▶ _PROMPT_
Print the listing below exactly.
##### SUPPLIED RECORDS #####
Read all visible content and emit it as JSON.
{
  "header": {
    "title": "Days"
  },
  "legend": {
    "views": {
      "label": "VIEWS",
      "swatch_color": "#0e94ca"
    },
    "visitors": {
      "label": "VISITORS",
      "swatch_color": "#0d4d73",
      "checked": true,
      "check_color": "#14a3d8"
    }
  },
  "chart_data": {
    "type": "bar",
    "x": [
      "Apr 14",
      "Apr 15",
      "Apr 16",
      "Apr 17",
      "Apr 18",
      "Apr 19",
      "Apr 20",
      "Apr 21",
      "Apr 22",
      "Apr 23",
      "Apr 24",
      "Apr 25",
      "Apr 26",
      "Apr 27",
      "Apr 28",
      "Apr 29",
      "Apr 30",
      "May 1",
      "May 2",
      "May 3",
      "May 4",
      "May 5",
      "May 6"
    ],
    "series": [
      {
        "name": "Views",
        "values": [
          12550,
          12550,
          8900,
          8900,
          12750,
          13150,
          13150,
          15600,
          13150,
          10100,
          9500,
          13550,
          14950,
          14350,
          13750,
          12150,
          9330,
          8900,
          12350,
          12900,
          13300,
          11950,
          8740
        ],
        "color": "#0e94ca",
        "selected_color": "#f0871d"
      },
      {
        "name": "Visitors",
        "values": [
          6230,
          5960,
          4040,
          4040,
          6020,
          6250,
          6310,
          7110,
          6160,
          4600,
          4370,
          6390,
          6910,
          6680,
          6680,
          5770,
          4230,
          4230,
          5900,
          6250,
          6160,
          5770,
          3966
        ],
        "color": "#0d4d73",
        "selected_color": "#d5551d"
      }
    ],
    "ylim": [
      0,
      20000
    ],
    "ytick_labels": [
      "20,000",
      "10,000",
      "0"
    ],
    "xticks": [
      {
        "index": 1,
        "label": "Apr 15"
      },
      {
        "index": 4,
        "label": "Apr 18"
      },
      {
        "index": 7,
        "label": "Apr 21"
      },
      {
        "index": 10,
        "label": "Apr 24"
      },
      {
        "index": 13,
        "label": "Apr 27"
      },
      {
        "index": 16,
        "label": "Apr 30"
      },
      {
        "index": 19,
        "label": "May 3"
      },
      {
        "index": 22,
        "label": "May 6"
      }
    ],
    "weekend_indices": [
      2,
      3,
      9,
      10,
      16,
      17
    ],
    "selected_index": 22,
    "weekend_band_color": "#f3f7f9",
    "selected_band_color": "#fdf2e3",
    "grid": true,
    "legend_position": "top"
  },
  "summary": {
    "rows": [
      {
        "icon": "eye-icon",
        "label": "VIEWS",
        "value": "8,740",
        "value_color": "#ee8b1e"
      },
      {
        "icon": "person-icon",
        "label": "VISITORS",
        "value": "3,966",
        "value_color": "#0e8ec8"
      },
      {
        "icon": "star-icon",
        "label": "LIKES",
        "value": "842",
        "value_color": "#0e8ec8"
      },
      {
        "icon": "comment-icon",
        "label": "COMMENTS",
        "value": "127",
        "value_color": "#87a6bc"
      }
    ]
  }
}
#####
▶ _ANSWER TO THIS EXERCISE_
Read all visible content and emit it as JSON.
{
  "header": {
    "title": "Days"
  },
  "legend": {
    "views": {
      "label": "VIEWS",
      "swatch_color": "#0e94ca"
    },
    "visitors": {
      "label": "VISITORS",
      "swatch_color": "#0d4d73",
      "checked": true,
      "check_color": "#14a3d8"
    }
  },
  "chart_data": {
    "type": "bar",
    "x": [
      "Apr 14",
      "Apr 15",
      "Apr 16",
      "Apr 17",
      "Apr 18",
      "Apr 19",
      "Apr 20",
      "Apr 21",
      "Apr 22",
      "Apr 23",
      "Apr 24",
      "Apr 25",
      "Apr 26",
      "Apr 27",
      "Apr 28",
      "Apr 29",
      "Apr 30",
      "May 1",
      "May 2",
      "May 3",
      "May 4",
      "May 5",
      "May 6"
    ],
    "series": [
      {
        "name": "Views",
        "values": [
          12550,
          12550,
          8900,
          8900,
          12750,
          13150,
          13150,
          15600,
          13150,
          10100,
          9500,
          13550,
          14950,
          14350,
          13750,
          12150,
          9330,
          8900,
          12350,
          12900,
          13300,
          11950,
          8740
        ],
        "color": "#0e94ca",
        "selected_color": "#f0871d"
      },
      {
        "name": "Visitors",
        "values": [
          6230,
          5960,
          4040,
          4040,
          6020,
          6250,
          6310,
          7110,
          6160,
          4600,
          4370,
          6390,
          6910,
          6680,
          6680,
          5770,
          4230,
          4230,
          5900,
          6250,
          6160,
          5770,
          3966
        ],
        "color": "#0d4d73",
        "selected_color": "#d5551d"
      }
    ],
    "ylim": [
      0,
      20000
    ],
    "ytick_labels": [
      "20,000",
      "10,000",
      "0"
    ],
    "xticks": [
      {
        "index": 1,
        "label": "Apr 15"
      },
      {
        "index": 4,
        "label": "Apr 18"
      },
      {
        "index": 7,
        "label": "Apr 21"
      },
      {
        "index": 10,
        "label": "Apr 24"
      },
      {
        "index": 13,
        "label": "Apr 27"
      },
      {
        "index": 16,
        "label": "Apr 30"
      },
      {
        "index": 19,
        "label": "May 3"
      },
      {
        "index": 22,
        "label": "May 6"
      }
    ],
    "weekend_indices": [
      2,
      3,
      9,
      10,
      16,
      17
    ],
    "selected_index": 22,
    "weekend_band_color": "#f3f7f9",
    "selected_band_color": "#fdf2e3",
    "grid": true,
    "legend_position": "top"
  },
  "summary": {
    "rows": [
      {
        "icon": "eye-icon",
        "label": "VIEWS",
        "value": "8,740",
        "value_color": "#ee8b1e"
      },
      {
        "icon": "person-icon",
        "label": "VISITORS",
        "value": "3,966",
        "value_color": "#0e8ec8"
      },
      {
        "icon": "star-icon",
        "label": "LIKES",
        "value": "842",
        "value_color": "#0e8ec8"
      },
      {
        "icon": "comment-icon",
        "label": "COMMENTS",
        "value": "127",
        "value_color": "#87a6bc"
      }
    ]
  }
}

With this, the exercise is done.